### Material supplied
━━━━━━━━
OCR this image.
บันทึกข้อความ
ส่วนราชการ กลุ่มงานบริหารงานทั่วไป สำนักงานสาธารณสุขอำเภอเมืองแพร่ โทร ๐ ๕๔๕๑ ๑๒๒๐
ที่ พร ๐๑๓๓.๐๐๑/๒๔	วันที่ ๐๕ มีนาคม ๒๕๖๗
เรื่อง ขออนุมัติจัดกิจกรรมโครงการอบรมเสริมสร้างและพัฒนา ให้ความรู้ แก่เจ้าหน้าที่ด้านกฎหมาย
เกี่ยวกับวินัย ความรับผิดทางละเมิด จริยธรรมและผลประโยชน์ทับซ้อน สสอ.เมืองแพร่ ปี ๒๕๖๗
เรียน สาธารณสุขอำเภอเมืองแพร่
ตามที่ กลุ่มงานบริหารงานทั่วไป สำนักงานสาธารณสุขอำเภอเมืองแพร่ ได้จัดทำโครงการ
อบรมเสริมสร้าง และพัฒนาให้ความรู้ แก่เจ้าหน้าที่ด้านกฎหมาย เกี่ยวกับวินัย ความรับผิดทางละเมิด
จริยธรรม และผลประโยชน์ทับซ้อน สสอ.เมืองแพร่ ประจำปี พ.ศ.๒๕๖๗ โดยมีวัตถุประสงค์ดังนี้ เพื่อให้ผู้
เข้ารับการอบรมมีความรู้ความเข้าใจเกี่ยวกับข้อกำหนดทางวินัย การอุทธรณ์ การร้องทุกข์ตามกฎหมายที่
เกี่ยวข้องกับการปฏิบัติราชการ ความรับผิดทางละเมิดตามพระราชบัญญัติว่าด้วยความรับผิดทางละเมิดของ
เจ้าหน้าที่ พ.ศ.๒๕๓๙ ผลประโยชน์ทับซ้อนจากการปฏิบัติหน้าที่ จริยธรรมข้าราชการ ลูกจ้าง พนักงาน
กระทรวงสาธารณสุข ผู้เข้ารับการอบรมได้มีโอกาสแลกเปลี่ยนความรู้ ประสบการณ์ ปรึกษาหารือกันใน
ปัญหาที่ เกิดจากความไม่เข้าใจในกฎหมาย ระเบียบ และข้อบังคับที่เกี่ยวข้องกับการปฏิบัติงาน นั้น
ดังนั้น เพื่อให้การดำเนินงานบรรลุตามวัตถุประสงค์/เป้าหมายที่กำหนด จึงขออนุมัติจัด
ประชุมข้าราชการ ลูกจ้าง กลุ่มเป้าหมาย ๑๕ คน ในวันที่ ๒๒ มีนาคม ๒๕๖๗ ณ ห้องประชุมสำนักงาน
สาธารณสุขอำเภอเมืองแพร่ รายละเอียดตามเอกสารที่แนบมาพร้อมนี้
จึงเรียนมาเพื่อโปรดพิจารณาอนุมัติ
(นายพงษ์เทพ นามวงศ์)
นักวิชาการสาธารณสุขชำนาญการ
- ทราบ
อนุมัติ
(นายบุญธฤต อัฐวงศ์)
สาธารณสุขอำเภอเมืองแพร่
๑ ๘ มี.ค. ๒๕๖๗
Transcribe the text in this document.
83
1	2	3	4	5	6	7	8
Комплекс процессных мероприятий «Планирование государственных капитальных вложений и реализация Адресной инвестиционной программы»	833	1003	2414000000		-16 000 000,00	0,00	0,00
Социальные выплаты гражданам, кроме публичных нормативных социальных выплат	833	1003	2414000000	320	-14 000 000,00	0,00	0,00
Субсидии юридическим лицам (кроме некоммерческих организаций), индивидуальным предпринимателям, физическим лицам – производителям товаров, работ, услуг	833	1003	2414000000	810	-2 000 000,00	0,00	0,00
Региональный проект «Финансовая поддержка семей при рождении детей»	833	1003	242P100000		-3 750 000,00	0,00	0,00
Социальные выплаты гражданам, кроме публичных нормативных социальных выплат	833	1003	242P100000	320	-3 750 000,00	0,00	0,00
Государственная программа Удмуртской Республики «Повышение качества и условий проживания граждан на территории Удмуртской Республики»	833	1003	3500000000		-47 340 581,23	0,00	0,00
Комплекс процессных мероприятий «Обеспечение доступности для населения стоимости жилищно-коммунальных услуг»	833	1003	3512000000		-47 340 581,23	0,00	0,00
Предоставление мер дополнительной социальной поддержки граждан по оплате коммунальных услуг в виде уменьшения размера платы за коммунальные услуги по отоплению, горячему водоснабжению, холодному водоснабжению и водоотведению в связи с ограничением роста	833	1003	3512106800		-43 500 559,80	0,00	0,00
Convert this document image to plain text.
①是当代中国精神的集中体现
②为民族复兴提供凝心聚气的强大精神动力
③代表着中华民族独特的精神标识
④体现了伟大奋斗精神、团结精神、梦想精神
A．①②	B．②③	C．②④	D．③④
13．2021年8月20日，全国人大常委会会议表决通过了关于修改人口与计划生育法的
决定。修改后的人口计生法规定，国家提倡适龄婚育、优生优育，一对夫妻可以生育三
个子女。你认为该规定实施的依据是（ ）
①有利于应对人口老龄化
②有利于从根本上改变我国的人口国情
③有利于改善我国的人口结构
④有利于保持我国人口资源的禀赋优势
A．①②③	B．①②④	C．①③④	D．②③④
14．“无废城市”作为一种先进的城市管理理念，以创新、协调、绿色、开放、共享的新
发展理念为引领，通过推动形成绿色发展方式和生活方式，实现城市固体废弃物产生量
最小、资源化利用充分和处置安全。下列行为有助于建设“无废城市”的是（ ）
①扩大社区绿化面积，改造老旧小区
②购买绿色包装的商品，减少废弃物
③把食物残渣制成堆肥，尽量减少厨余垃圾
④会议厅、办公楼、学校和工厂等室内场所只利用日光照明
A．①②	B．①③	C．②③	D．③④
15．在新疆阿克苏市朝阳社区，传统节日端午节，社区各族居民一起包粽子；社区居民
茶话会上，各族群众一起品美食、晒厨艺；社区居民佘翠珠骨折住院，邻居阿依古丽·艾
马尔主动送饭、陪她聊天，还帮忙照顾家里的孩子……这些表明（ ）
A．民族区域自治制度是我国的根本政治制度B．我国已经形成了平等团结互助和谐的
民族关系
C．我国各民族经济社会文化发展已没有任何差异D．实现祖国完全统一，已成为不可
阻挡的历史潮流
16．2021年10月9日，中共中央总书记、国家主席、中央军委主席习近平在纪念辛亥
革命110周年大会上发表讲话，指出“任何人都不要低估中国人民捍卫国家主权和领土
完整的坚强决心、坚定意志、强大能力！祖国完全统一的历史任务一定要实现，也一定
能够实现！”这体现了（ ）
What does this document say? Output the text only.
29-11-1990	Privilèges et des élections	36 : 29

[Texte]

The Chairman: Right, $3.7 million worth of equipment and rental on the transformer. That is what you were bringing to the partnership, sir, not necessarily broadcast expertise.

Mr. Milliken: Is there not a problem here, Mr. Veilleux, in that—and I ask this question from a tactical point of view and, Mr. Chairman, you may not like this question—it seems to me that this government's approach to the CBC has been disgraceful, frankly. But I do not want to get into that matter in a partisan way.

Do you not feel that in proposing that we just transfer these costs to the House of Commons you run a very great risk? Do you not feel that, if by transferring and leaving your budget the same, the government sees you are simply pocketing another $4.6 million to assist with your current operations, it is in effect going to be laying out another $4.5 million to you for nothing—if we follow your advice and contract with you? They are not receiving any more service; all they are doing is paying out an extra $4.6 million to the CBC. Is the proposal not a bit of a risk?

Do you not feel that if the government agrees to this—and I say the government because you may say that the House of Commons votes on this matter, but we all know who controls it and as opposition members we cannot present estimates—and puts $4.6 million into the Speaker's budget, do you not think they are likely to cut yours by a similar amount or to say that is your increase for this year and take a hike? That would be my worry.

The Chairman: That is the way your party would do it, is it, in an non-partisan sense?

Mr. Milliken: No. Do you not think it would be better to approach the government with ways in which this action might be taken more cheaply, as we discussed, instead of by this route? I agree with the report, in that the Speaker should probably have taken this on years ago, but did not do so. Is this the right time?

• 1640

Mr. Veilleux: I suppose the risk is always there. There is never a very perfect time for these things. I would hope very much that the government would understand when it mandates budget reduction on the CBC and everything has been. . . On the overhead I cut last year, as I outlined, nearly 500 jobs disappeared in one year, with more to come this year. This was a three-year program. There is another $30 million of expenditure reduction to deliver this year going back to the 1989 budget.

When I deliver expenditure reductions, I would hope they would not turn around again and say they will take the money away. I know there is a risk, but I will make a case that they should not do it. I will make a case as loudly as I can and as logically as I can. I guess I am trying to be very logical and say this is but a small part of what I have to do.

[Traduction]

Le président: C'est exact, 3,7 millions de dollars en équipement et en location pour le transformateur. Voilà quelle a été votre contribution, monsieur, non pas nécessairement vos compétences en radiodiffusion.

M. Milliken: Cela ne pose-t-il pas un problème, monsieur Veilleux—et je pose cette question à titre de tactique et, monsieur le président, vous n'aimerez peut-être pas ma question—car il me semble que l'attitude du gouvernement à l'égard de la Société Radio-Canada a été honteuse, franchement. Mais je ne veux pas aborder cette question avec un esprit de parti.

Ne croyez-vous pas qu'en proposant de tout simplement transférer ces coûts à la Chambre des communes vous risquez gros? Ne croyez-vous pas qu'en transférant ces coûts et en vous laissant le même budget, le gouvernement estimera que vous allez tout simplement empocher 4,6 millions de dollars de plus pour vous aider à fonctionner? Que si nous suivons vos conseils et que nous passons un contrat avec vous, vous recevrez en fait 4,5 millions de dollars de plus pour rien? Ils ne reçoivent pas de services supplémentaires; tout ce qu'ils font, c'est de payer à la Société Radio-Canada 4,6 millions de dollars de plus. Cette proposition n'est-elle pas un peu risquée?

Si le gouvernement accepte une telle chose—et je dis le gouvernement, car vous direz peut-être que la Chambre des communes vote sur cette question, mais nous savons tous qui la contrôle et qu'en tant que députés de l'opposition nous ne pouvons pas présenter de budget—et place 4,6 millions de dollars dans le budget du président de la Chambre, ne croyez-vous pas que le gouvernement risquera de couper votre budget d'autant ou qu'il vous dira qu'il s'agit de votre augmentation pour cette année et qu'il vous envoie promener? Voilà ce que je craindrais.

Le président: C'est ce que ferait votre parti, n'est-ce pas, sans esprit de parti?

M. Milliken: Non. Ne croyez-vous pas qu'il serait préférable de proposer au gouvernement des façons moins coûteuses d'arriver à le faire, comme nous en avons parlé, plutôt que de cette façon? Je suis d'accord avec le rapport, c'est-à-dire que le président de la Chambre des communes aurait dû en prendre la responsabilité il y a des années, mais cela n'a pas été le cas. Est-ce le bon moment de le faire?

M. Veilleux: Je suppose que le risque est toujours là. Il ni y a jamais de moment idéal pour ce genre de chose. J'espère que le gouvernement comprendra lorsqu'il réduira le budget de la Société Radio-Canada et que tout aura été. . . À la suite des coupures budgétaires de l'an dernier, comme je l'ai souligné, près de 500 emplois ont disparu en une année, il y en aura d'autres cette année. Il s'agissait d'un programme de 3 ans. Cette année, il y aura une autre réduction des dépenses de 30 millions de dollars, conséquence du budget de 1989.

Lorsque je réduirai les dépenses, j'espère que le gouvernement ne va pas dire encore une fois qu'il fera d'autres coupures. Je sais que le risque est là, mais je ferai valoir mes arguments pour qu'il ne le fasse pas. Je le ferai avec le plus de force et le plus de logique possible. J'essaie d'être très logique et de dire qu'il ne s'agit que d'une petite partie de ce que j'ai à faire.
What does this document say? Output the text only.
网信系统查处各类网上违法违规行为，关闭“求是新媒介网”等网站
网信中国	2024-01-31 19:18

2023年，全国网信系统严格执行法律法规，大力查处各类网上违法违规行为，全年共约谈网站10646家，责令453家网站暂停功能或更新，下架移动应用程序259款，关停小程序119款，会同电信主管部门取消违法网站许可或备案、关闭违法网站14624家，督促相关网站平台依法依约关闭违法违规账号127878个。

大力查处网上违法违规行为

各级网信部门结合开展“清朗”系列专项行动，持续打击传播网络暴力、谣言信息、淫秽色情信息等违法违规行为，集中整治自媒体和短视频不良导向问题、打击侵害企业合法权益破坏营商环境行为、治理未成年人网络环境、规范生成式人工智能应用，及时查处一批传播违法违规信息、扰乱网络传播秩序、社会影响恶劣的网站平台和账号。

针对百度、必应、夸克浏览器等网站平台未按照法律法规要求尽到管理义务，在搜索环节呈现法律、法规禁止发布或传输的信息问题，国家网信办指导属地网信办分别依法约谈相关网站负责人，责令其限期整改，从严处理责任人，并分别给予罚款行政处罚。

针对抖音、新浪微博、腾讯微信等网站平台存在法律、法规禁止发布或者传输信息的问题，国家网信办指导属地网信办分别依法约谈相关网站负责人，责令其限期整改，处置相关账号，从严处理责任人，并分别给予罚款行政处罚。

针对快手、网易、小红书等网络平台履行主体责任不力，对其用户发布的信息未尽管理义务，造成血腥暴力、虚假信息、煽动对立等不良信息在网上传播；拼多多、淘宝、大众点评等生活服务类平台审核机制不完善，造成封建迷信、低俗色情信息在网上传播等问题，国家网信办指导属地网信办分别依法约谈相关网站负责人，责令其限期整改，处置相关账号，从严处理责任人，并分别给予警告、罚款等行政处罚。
━━━━━━━━
### Exercise
Copy out each line that contains the word "并分别给予罚款行政处罚".

### Output of the task
针对百度、必应、夸克浏览器等网站平台未按照法律法规要求尽到管理义务，在搜索环节呈现法律、法规禁止发布或传输的信息问题，国家网信办指导属地网信办分别依法约谈相关网站负责人，责令其限期整改，从严处理责任人，并分别给予罚款行政处罚。
针对抖音、新浪微博、腾讯微信等网站平台存在法律、法规禁止发布或者传输信息的问题，国家网信办指导属地网信办分别依法约谈相关网站负责人，责令其限期整改，处置相关账号，从严处理责任人，并分别给予罚款行政处罚。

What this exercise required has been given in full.